_Work required:_ Write out the rows below again, replacing "x-tick-label" with "x-axis-label" wherever it occurs and leaving everything else unchanged.
::: Data supplied
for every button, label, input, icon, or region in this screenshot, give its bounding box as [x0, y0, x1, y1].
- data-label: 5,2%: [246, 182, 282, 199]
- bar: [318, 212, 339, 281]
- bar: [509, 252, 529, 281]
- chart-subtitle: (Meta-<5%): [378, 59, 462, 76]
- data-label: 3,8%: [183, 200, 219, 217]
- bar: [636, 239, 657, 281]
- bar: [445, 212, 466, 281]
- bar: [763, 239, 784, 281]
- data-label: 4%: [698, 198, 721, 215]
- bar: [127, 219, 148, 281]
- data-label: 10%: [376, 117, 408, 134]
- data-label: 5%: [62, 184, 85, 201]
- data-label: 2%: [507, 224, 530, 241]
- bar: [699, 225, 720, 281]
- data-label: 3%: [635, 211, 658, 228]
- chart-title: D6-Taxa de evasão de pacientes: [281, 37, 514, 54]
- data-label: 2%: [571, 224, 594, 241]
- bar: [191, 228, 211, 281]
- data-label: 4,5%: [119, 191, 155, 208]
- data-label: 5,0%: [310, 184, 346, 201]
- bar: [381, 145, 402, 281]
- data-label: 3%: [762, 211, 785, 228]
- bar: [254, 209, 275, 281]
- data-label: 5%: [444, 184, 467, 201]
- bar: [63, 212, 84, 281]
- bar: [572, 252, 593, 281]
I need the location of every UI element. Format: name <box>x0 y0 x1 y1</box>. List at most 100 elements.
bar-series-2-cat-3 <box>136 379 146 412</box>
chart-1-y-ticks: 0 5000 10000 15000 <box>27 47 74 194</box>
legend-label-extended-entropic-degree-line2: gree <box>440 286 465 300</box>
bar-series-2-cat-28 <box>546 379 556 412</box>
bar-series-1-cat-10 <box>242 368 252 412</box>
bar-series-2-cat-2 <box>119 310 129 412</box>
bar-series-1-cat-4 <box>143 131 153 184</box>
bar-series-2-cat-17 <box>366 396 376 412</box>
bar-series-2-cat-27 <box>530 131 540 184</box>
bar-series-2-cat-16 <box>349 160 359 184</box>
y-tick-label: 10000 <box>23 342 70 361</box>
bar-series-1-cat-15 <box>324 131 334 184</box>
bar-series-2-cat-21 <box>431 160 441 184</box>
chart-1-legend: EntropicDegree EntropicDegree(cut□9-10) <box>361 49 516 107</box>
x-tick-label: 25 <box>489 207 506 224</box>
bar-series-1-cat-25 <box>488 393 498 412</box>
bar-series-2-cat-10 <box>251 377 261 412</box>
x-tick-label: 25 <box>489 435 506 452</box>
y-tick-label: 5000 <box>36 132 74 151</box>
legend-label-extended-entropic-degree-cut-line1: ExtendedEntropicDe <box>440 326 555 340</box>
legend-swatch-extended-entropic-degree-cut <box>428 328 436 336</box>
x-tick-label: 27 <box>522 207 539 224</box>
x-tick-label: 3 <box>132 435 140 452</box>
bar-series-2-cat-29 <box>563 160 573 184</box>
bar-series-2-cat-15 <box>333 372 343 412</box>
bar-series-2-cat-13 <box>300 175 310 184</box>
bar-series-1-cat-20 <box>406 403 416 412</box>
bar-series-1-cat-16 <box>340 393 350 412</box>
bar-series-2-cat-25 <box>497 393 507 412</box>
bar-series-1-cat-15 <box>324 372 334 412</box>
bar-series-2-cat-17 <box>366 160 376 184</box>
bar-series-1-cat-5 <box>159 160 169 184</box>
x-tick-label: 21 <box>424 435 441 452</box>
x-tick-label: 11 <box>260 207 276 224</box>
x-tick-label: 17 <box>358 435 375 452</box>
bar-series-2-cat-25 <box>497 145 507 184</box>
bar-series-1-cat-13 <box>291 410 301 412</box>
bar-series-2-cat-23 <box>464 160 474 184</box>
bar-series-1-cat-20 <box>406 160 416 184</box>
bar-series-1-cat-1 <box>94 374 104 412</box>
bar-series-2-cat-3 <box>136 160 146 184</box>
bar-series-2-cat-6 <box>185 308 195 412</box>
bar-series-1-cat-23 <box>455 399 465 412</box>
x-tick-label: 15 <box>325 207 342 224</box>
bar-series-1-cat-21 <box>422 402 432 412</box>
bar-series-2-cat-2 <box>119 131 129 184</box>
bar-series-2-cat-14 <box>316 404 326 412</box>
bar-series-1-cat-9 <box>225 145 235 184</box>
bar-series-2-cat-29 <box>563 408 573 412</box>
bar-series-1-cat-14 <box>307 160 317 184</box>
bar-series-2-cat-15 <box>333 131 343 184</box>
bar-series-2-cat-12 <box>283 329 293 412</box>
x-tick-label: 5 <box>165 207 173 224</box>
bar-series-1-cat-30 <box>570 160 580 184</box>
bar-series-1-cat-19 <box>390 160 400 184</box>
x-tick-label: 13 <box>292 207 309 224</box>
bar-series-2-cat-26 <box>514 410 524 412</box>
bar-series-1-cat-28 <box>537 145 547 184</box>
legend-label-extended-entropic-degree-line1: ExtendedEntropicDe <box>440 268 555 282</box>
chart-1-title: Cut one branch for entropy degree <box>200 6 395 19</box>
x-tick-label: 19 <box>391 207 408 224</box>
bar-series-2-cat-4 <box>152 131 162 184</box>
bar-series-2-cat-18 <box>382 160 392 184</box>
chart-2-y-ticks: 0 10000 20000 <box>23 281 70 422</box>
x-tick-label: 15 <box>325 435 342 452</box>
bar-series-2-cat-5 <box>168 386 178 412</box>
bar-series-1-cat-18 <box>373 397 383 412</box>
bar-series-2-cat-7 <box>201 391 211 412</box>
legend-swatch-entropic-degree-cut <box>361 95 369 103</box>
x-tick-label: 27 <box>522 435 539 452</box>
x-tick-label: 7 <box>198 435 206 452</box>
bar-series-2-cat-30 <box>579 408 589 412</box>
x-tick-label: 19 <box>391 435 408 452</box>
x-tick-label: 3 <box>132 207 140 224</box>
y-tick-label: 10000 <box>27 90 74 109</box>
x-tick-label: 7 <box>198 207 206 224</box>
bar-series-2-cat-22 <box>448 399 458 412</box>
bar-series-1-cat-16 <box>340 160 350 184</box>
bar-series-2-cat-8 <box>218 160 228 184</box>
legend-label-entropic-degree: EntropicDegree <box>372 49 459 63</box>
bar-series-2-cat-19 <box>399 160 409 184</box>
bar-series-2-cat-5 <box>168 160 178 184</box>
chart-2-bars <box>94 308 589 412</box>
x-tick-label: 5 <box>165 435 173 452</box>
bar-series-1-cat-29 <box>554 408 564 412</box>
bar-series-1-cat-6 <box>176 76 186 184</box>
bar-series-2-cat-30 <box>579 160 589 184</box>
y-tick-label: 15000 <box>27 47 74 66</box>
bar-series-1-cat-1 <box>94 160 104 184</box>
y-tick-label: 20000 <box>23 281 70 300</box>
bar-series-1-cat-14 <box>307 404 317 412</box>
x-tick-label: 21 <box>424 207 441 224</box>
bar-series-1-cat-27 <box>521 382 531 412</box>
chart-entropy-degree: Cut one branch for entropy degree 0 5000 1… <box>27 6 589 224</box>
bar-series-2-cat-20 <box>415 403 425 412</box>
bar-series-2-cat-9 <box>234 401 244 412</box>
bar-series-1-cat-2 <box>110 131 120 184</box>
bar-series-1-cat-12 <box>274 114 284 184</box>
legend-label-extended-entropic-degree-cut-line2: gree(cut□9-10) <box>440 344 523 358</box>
::::::
_Answer for this exercise:_
for every button, label, input, icon, or region in this screenshot, give its bounding box as [x0, y0, x1, y1].
- data-label: 5,2%: [246, 182, 282, 199]
- bar: [318, 212, 339, 281]
- bar: [509, 252, 529, 281]
- chart-subtitle: (Meta-<5%): [378, 59, 462, 76]
- data-label: 3,8%: [183, 200, 219, 217]
- bar: [636, 239, 657, 281]
- bar: [445, 212, 466, 281]
- bar: [763, 239, 784, 281]
- data-label: 4%: [698, 198, 721, 215]
- bar: [127, 219, 148, 281]
- data-label: 10%: [376, 117, 408, 134]
- data-label: 5%: [62, 184, 85, 201]
- data-label: 2%: [507, 224, 530, 241]
- bar: [699, 225, 720, 281]
- data-label: 3%: [635, 211, 658, 228]
- chart-title: D6-Taxa de evasão de pacientes: [281, 37, 514, 54]
- data-label: 2%: [571, 224, 594, 241]
- bar: [191, 228, 211, 281]
- data-label: 4,5%: [119, 191, 155, 208]
- data-label: 5,0%: [310, 184, 346, 201]
- bar: [381, 145, 402, 281]
- data-label: 3%: [762, 211, 785, 228]
- bar: [254, 209, 275, 281]
- data-label: 5%: [444, 184, 467, 201]
- bar: [63, 212, 84, 281]
- bar: [572, 252, 593, 281]
I need the location of every UI element. Format: name <box>x0 y0 x1 y1</box>. List at most 100 elements.
bar-series-2-cat-3 <box>136 379 146 412</box>
chart-1-y-ticks: 0 5000 10000 15000 <box>27 47 74 194</box>
legend-label-extended-entropic-degree-line2: gree <box>440 286 465 300</box>
bar-series-2-cat-28 <box>546 379 556 412</box>
bar-series-1-cat-10 <box>242 368 252 412</box>
bar-series-2-cat-2 <box>119 310 129 412</box>
bar-series-1-cat-4 <box>143 131 153 184</box>
bar-series-2-cat-17 <box>366 396 376 412</box>
bar-series-2-cat-27 <box>530 131 540 184</box>
bar-series-2-cat-16 <box>349 160 359 184</box>
y-tick-label: 10000 <box>23 342 70 361</box>
bar-series-1-cat-15 <box>324 131 334 184</box>
bar-series-2-cat-21 <box>431 160 441 184</box>
chart-1-legend: EntropicDegree EntropicDegree(cut□9-10) <box>361 49 516 107</box>
x-axis-label: 25 <box>489 207 506 224</box>
bar-series-1-cat-25 <box>488 393 498 412</box>
bar-series-2-cat-10 <box>251 377 261 412</box>
x-axis-label: 25 <box>489 435 506 452</box>
y-tick-label: 5000 <box>36 132 74 151</box>
legend-label-extended-entropic-degree-cut-line1: ExtendedEntropicDe <box>440 326 555 340</box>
legend-swatch-extended-entropic-degree-cut <box>428 328 436 336</box>
x-axis-label: 27 <box>522 207 539 224</box>
x-axis-label: 3 <box>132 435 140 452</box>
bar-series-2-cat-29 <box>563 160 573 184</box>
bar-series-2-cat-15 <box>333 372 343 412</box>
bar-series-2-cat-13 <box>300 175 310 184</box>
bar-series-1-cat-20 <box>406 403 416 412</box>
bar-series-1-cat-16 <box>340 393 350 412</box>
bar-series-2-cat-25 <box>497 393 507 412</box>
bar-series-1-cat-15 <box>324 372 334 412</box>
bar-series-2-cat-17 <box>366 160 376 184</box>
bar-series-1-cat-5 <box>159 160 169 184</box>
x-axis-label: 21 <box>424 435 441 452</box>
x-axis-label: 11 <box>260 207 276 224</box>
x-axis-label: 17 <box>358 435 375 452</box>
bar-series-2-cat-25 <box>497 145 507 184</box>
bar-series-1-cat-13 <box>291 410 301 412</box>
bar-series-2-cat-23 <box>464 160 474 184</box>
bar-series-1-cat-20 <box>406 160 416 184</box>
bar-series-1-cat-1 <box>94 374 104 412</box>
bar-series-2-cat-3 <box>136 160 146 184</box>
bar-series-2-cat-6 <box>185 308 195 412</box>
bar-series-1-cat-23 <box>455 399 465 412</box>
x-axis-label: 15 <box>325 207 342 224</box>
bar-series-1-cat-21 <box>422 402 432 412</box>
bar-series-2-cat-2 <box>119 131 129 184</box>
bar-series-2-cat-14 <box>316 404 326 412</box>
bar-series-1-cat-9 <box>225 145 235 184</box>
bar-series-2-cat-29 <box>563 408 573 412</box>
bar-series-1-cat-14 <box>307 160 317 184</box>
bar-series-2-cat-15 <box>333 131 343 184</box>
bar-series-2-cat-12 <box>283 329 293 412</box>
x-axis-label: 5 <box>165 207 173 224</box>
bar-series-1-cat-30 <box>570 160 580 184</box>
bar-series-1-cat-19 <box>390 160 400 184</box>
x-axis-label: 13 <box>292 207 309 224</box>
bar-series-2-cat-26 <box>514 410 524 412</box>
bar-series-1-cat-28 <box>537 145 547 184</box>
legend-label-extended-entropic-degree-line1: ExtendedEntropicDe <box>440 268 555 282</box>
chart-1-title: Cut one branch for entropy degree <box>200 6 395 19</box>
x-axis-label: 19 <box>391 207 408 224</box>
bar-series-2-cat-4 <box>152 131 162 184</box>
bar-series-2-cat-18 <box>382 160 392 184</box>
chart-2-y-ticks: 0 10000 20000 <box>23 281 70 422</box>
x-axis-label: 15 <box>325 435 342 452</box>
bar-series-2-cat-5 <box>168 386 178 412</box>
bar-series-1-cat-18 <box>373 397 383 412</box>
bar-series-2-cat-7 <box>201 391 211 412</box>
legend-swatch-entropic-degree-cut <box>361 95 369 103</box>
x-axis-label: 27 <box>522 435 539 452</box>
x-axis-label: 7 <box>198 435 206 452</box>
bar-series-2-cat-30 <box>579 408 589 412</box>
x-axis-label: 19 <box>391 435 408 452</box>
x-axis-label: 3 <box>132 207 140 224</box>
y-tick-label: 10000 <box>27 90 74 109</box>
x-axis-label: 7 <box>198 207 206 224</box>
bar-series-2-cat-22 <box>448 399 458 412</box>
bar-series-1-cat-16 <box>340 160 350 184</box>
bar-series-2-cat-8 <box>218 160 228 184</box>
legend-label-entropic-degree: EntropicDegree <box>372 49 459 63</box>
bar-series-2-cat-19 <box>399 160 409 184</box>
bar-series-2-cat-5 <box>168 160 178 184</box>
chart-2-bars <box>94 308 589 412</box>
x-axis-label: 5 <box>165 435 173 452</box>
bar-series-1-cat-29 <box>554 408 564 412</box>
bar-series-1-cat-6 <box>176 76 186 184</box>
bar-series-2-cat-30 <box>579 160 589 184</box>
y-tick-label: 15000 <box>27 47 74 66</box>
bar-series-1-cat-1 <box>94 160 104 184</box>
y-tick-label: 20000 <box>23 281 70 300</box>
bar-series-1-cat-14 <box>307 404 317 412</box>
x-axis-label: 21 <box>424 207 441 224</box>
bar-series-1-cat-27 <box>521 382 531 412</box>
chart-entropy-degree: Cut one branch for entropy degree 0 5000 1… <box>27 6 589 224</box>
bar-series-2-cat-20 <box>415 403 425 412</box>
bar-series-2-cat-9 <box>234 401 244 412</box>
bar-series-1-cat-2 <box>110 131 120 184</box>
bar-series-1-cat-12 <box>274 114 284 184</box>
legend-label-extended-entropic-degree-cut-line2: gree(cut□9-10) <box>440 344 523 358</box>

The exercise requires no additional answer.